▶ [EXERCISE TASK]:
Skip every picture and transcribe the remaining material exactly.

▶ [INFORMATION GIVEN]:
┄┄┄┄┄┄

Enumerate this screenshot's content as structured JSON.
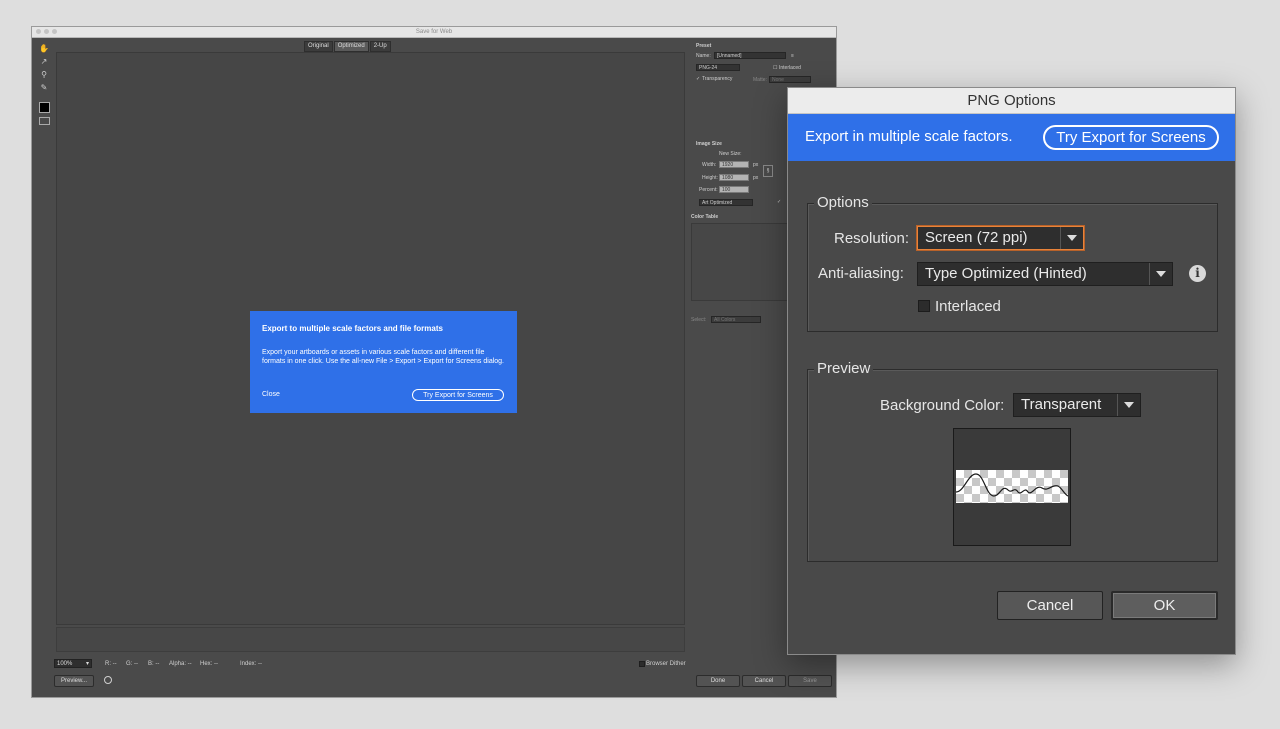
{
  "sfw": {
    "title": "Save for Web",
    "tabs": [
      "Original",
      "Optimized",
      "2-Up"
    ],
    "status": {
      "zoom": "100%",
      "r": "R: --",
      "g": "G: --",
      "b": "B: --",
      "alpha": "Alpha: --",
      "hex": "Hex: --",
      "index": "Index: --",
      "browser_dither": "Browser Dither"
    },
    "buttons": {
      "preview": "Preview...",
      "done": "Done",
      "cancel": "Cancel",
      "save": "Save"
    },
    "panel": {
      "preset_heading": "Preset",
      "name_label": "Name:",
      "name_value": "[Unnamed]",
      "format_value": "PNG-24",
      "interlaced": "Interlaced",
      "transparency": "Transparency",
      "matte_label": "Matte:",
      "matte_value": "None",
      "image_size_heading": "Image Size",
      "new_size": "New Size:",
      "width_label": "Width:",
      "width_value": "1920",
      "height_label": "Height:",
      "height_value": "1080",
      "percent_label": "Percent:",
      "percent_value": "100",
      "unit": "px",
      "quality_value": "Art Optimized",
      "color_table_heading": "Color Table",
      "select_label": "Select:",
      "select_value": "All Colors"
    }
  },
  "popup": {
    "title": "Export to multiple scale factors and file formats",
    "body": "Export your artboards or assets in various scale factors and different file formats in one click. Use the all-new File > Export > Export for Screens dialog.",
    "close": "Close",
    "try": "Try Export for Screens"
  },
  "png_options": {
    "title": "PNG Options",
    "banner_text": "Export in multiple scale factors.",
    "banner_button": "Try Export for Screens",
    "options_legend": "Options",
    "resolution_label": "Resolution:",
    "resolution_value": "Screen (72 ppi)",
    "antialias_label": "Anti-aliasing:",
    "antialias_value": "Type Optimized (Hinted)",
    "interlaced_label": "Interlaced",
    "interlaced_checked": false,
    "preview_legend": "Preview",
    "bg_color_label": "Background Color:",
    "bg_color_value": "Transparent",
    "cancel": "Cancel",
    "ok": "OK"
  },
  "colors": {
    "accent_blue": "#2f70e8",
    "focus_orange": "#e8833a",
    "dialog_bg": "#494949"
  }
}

┄┄┄┄┄┄

▶ [EXERCISE OUTPUT]:
Enumerate this screenshot's content as structured JSON.
{
  "sfw": {
    "title": "Save for Web",
    "tabs": [
      "Original",
      "Optimized",
      "2-Up"
    ],
    "status": {
      "zoom": "100%",
      "r": "R: --",
      "g": "G: --",
      "b": "B: --",
      "alpha": "Alpha: --",
      "hex": "Hex: --",
      "index": "Index: --",
      "browser_dither": "Browser Dither"
    },
    "buttons": {
      "preview": "Preview...",
      "done": "Done",
      "cancel": "Cancel",
      "save": "Save"
    },
    "panel": {
      "preset_heading": "Preset",
      "name_label": "Name:",
      "name_value": "[Unnamed]",
      "format_value": "PNG-24",
      "interlaced": "Interlaced",
      "transparency": "Transparency",
      "matte_label": "Matte:",
      "matte_value": "None",
      "image_size_heading": "Image Size",
      "new_size": "New Size:",
      "width_label": "Width:",
      "width_value": "1920",
      "height_label": "Height:",
      "height_value": "1080",
      "percent_label": "Percent:",
      "percent_value": "100",
      "unit": "px",
      "quality_value": "Art Optimized",
      "color_table_heading": "Color Table",
      "select_label": "Select:",
      "select_value": "All Colors"
    }
  },
  "popup": {
    "title": "Export to multiple scale factors and file formats",
    "body": "Export your artboards or assets in various scale factors and different file formats in one click. Use the all-new File > Export > Export for Screens dialog.",
    "close": "Close",
    "try": "Try Export for Screens"
  },
  "png_options": {
    "title": "PNG Options",
    "banner_text": "Export in multiple scale factors.",
    "banner_button": "Try Export for Screens",
    "options_legend": "Options",
    "resolution_label": "Resolution:",
    "resolution_value": "Screen (72 ppi)",
    "antialias_label": "Anti-aliasing:",
    "antialias_value": "Type Optimized (Hinted)",
    "interlaced_label": "Interlaced",
    "interlaced_checked": false,
    "preview_legend": "Preview",
    "bg_color_label": "Background Color:",
    "bg_color_value": "Transparent",
    "cancel": "Cancel",
    "ok": "OK"
  },
  "colors": {
    "accent_blue": "#2f70e8",
    "focus_orange": "#e8833a",
    "dialog_bg": "#494949"
  }
}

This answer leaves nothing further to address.